#### Objective
Please copy every one of the lines below verbatim, keeping their order.

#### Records
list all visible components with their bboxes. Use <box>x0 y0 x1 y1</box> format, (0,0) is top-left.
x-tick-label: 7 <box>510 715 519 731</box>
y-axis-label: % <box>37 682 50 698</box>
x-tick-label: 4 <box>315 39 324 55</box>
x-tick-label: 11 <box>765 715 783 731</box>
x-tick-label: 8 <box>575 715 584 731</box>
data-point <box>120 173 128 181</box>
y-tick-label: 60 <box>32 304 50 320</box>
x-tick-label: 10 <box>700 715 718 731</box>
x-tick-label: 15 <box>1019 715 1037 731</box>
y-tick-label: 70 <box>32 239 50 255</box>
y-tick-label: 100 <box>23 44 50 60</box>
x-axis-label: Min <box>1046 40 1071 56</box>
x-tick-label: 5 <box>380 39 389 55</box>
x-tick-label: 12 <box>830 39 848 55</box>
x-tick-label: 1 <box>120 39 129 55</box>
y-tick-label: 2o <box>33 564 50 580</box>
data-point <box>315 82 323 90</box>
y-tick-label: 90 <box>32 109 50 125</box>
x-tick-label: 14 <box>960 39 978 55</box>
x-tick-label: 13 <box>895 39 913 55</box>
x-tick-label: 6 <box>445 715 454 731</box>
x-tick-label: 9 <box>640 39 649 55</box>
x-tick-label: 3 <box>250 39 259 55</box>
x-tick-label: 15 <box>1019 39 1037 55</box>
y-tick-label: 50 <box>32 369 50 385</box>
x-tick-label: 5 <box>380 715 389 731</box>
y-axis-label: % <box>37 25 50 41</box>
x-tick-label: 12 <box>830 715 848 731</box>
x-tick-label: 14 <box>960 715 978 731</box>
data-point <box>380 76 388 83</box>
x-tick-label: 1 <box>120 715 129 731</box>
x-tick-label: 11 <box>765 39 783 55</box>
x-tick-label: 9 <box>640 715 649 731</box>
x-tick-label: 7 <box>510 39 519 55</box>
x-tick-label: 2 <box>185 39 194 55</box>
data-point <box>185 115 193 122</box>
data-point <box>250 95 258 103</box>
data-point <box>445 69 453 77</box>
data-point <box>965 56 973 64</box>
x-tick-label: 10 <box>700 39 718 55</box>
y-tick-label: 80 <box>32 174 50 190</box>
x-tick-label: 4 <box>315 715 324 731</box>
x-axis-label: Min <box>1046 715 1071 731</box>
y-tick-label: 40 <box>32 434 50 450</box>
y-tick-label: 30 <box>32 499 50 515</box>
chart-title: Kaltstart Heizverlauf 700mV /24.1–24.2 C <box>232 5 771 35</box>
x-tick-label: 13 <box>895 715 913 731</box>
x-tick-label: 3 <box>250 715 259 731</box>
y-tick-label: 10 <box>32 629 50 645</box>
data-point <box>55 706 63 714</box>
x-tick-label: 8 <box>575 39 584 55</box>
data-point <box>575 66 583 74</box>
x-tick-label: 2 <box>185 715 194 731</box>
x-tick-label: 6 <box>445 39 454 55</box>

#### Reply to the exercise
list all visible components with their bboxes. Use <box>x0 y0 x1 y1</box> format, (0,0) is top-left.
x-tick-label: 7 <box>510 715 519 731</box>
y-axis-label: % <box>37 682 50 698</box>
x-tick-label: 4 <box>315 39 324 55</box>
x-tick-label: 11 <box>765 715 783 731</box>
x-tick-label: 8 <box>575 715 584 731</box>
data-point <box>120 173 128 181</box>
y-tick-label: 60 <box>32 304 50 320</box>
x-tick-label: 10 <box>700 715 718 731</box>
x-tick-label: 15 <box>1019 715 1037 731</box>
y-tick-label: 70 <box>32 239 50 255</box>
y-tick-label: 100 <box>23 44 50 60</box>
x-axis-label: Min <box>1046 40 1071 56</box>
x-tick-label: 5 <box>380 39 389 55</box>
x-tick-label: 12 <box>830 39 848 55</box>
x-tick-label: 1 <box>120 39 129 55</box>
y-tick-label: 2o <box>33 564 50 580</box>
data-point <box>315 82 323 90</box>
y-tick-label: 90 <box>32 109 50 125</box>
x-tick-label: 14 <box>960 39 978 55</box>
x-tick-label: 13 <box>895 39 913 55</box>
x-tick-label: 6 <box>445 715 454 731</box>
x-tick-label: 9 <box>640 39 649 55</box>
x-tick-label: 3 <box>250 39 259 55</box>
x-tick-label: 15 <box>1019 39 1037 55</box>
y-tick-label: 50 <box>32 369 50 385</box>
x-tick-label: 5 <box>380 715 389 731</box>
y-axis-label: % <box>37 25 50 41</box>
x-tick-label: 12 <box>830 715 848 731</box>
x-tick-label: 14 <box>960 715 978 731</box>
data-point <box>380 76 388 83</box>
x-tick-label: 1 <box>120 715 129 731</box>
x-tick-label: 11 <box>765 39 783 55</box>
x-tick-label: 9 <box>640 715 649 731</box>
x-tick-label: 7 <box>510 39 519 55</box>
x-tick-label: 2 <box>185 39 194 55</box>
data-point <box>185 115 193 122</box>
data-point <box>250 95 258 103</box>
data-point <box>445 69 453 77</box>
data-point <box>965 56 973 64</box>
x-tick-label: 10 <box>700 39 718 55</box>
y-tick-label: 80 <box>32 174 50 190</box>
x-tick-label: 4 <box>315 715 324 731</box>
x-axis-label: Min <box>1046 715 1071 731</box>
y-tick-label: 40 <box>32 434 50 450</box>
y-tick-label: 30 <box>32 499 50 515</box>
chart-title: Kaltstart Heizverlauf 700mV /24.1–24.2 C <box>232 5 771 35</box>
x-tick-label: 13 <box>895 715 913 731</box>
x-tick-label: 3 <box>250 715 259 731</box>
y-tick-label: 10 <box>32 629 50 645</box>
data-point <box>55 706 63 714</box>
x-tick-label: 8 <box>575 39 584 55</box>
data-point <box>575 66 583 74</box>
x-tick-label: 2 <box>185 715 194 731</box>
x-tick-label: 6 <box>445 39 454 55</box>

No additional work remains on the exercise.